### Brief
Pull out all lines from the listing below in which the word "text" appears.

──────── Dataset records ────────

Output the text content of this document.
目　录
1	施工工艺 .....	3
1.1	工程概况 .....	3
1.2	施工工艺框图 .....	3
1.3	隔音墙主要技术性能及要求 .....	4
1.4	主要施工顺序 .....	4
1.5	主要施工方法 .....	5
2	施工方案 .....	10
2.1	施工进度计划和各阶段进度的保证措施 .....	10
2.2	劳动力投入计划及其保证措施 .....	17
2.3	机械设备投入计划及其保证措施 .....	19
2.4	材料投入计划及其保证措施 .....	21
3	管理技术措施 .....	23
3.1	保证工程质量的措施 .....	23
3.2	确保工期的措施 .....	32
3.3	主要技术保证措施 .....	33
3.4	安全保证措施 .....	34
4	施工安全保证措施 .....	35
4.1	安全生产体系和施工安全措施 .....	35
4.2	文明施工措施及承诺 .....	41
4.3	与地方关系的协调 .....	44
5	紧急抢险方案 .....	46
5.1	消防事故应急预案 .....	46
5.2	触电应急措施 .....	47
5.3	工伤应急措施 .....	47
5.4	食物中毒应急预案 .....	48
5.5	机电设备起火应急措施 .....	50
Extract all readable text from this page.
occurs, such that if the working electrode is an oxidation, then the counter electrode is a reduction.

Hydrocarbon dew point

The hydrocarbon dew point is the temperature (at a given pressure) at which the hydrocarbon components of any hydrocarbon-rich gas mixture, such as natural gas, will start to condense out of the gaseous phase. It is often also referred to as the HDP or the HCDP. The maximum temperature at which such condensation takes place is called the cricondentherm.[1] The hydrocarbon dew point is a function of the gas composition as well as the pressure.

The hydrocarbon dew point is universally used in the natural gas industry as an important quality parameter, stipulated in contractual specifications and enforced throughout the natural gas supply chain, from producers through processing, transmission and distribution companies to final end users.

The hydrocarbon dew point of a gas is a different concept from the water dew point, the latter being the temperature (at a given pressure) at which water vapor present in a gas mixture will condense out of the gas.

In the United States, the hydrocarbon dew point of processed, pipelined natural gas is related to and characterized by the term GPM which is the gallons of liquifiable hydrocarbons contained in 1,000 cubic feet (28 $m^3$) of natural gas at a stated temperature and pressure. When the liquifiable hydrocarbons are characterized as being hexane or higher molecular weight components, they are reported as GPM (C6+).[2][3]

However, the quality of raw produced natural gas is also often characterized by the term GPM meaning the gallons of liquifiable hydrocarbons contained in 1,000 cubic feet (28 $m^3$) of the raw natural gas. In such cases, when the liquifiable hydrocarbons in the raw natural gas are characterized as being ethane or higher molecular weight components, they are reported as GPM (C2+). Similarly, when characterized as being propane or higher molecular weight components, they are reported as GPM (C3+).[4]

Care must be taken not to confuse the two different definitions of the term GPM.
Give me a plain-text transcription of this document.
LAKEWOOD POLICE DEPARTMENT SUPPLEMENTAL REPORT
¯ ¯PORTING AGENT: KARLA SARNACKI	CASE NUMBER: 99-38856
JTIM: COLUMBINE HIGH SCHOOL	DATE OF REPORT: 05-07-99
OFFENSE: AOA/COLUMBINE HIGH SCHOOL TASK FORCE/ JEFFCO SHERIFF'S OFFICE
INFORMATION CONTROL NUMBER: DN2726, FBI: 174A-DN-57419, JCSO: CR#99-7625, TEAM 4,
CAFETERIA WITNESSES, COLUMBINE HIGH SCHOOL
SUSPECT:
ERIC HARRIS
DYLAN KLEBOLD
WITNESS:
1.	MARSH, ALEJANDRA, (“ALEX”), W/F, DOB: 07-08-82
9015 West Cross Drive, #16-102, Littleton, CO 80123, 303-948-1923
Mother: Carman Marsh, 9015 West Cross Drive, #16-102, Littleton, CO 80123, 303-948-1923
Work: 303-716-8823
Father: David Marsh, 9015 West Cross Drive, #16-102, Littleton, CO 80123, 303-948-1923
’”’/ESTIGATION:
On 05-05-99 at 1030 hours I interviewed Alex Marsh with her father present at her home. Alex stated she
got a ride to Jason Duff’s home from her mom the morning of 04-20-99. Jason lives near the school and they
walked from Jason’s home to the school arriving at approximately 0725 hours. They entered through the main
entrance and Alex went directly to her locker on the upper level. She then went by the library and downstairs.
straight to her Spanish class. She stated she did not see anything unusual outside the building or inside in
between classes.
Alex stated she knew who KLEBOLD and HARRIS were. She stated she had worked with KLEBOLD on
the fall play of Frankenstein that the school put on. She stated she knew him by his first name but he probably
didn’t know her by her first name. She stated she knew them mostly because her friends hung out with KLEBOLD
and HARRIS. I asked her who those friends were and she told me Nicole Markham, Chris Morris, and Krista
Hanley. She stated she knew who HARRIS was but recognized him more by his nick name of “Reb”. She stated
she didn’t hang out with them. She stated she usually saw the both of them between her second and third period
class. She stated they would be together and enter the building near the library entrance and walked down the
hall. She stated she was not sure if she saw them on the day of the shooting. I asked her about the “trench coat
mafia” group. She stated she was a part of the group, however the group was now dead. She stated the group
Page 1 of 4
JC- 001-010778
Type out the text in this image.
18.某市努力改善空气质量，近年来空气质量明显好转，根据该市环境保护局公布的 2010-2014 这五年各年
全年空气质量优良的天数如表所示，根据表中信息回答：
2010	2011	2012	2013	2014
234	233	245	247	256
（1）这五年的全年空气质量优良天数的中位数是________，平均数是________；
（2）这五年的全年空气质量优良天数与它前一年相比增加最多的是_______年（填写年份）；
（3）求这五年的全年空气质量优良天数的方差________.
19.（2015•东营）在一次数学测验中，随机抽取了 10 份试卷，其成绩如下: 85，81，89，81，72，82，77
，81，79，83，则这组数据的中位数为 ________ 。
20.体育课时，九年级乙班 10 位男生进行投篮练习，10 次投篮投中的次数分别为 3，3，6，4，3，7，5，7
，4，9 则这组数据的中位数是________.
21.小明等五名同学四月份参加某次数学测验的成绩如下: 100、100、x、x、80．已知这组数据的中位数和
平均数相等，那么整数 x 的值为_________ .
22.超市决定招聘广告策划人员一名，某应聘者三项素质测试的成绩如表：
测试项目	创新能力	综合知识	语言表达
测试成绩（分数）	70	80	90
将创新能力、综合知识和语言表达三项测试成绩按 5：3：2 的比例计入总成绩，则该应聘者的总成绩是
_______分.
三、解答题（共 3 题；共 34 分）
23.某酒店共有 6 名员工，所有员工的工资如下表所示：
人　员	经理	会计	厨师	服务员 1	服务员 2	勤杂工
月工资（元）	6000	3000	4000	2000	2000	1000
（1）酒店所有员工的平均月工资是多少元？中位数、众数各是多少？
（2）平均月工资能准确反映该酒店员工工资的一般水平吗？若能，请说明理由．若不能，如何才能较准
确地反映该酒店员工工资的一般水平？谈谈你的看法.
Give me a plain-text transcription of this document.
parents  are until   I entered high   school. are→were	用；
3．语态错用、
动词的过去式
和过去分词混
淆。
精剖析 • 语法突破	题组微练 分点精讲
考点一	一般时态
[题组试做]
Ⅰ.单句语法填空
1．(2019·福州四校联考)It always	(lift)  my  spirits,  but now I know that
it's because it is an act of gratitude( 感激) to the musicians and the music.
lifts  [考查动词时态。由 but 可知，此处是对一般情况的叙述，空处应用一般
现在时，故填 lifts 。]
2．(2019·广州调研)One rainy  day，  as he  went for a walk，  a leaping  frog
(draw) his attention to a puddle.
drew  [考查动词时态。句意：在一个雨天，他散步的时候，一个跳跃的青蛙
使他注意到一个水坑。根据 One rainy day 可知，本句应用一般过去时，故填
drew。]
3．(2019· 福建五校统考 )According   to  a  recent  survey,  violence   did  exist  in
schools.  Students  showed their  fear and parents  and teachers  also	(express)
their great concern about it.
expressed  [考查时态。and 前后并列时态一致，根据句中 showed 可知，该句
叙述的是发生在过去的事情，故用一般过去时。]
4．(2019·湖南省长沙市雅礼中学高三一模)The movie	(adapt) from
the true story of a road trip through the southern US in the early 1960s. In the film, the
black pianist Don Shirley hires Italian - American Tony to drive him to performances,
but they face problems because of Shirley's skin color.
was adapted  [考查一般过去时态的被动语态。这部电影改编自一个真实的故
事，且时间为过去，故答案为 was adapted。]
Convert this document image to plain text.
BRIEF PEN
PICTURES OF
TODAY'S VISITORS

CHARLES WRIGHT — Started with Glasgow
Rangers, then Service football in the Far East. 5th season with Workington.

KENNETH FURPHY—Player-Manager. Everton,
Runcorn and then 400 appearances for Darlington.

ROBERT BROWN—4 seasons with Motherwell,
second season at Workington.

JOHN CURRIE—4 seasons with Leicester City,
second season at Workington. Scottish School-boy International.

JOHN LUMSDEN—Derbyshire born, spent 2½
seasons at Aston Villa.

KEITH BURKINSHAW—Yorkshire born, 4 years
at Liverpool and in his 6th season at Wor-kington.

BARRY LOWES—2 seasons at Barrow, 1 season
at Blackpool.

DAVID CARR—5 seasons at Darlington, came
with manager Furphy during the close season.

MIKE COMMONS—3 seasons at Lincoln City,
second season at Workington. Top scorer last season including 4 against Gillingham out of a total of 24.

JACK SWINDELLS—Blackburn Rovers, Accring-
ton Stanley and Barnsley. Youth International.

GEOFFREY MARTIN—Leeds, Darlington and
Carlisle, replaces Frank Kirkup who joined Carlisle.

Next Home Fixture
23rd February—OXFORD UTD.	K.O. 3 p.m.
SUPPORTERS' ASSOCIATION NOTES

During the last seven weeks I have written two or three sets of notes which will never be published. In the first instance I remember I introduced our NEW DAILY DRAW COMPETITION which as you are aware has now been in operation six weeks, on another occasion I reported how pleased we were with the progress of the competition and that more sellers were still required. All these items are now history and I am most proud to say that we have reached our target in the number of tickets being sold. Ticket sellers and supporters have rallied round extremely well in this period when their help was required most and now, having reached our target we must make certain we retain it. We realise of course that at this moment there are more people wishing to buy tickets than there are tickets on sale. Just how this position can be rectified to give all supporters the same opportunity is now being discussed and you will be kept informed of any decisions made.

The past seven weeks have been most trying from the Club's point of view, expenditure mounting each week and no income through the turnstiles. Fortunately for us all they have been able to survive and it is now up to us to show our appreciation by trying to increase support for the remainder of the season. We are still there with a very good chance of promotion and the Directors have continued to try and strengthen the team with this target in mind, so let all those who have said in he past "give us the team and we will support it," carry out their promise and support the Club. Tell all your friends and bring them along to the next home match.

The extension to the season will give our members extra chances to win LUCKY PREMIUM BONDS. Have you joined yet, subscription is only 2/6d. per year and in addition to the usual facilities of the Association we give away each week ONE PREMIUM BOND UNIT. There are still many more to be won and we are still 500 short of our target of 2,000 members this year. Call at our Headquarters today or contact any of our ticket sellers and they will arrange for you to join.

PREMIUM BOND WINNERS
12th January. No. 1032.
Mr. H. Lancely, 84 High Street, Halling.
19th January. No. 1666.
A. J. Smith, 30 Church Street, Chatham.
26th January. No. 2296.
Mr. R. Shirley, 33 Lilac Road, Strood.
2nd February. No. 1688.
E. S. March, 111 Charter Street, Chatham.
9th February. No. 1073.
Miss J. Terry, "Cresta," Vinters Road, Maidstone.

────────

### Task response
Output the text content of this document.
Extract all readable text from this page.
Give me a plain-text transcription of this document.
Type out the text in this image.
Give me a plain-text transcription of this document.
Convert this document image to plain text.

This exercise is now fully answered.